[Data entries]
□ □ □ □ □ □ □
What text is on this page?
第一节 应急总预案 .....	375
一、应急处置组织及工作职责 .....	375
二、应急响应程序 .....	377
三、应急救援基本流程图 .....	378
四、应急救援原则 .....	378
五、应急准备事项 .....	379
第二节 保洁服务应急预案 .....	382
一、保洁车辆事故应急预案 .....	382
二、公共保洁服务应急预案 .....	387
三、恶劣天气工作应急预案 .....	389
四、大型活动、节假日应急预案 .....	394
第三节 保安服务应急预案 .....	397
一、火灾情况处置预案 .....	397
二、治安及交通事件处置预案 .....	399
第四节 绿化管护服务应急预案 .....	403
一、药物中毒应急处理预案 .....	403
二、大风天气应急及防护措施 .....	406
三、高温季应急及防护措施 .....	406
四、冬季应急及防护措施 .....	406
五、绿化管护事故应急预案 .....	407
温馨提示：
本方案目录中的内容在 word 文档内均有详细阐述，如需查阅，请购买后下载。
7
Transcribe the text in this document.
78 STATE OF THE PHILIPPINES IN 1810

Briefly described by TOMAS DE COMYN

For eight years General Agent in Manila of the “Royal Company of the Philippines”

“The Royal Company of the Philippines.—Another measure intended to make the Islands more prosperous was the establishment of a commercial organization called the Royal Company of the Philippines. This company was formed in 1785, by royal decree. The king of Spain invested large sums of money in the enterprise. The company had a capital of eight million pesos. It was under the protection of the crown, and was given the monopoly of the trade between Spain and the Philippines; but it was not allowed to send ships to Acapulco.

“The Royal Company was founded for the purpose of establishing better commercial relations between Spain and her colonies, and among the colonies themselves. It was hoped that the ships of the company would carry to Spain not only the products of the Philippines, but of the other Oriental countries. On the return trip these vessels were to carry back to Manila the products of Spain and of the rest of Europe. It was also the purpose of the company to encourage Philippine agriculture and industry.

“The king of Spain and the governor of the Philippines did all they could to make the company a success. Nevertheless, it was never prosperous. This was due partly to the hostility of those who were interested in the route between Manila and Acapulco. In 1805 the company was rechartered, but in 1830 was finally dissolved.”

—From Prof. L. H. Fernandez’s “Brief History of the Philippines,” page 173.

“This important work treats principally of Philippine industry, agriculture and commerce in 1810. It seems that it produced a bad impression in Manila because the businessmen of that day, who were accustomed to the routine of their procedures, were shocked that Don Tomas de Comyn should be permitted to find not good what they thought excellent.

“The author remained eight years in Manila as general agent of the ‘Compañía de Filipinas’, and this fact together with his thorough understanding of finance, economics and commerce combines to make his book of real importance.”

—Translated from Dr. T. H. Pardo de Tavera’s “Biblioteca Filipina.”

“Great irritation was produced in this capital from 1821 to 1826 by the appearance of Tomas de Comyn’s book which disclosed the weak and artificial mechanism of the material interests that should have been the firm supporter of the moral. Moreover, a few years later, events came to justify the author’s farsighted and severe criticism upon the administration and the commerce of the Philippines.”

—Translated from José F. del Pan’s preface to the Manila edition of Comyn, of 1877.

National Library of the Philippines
□ □ □ □ □ □ □
▶ [TASK]
Return each line of the listing that holds the string "industry".

▶ [FINAL ANSWER]
“The Royal Company was founded for the purpose of establishing better commercial relations between Spain and her colonies, and among the colonies themselves. It was hoped that the ships of the company would carry to Spain not only the products of the Philippines, but of the other Oriental countries. On the return trip these vessels were to carry back to Manila the products of Spain and of the rest of Europe. It was also the purpose of the company to encourage Philippine agriculture and industry.
“This important work treats principally of Philippine industry, agriculture and commerce in 1810. It seems that it produced a bad impression in Manila because the businessmen of that day, who were accustomed to the routine of their procedures, were shocked that Don Tomas de Comyn should be permitted to find not good what they thought excellent.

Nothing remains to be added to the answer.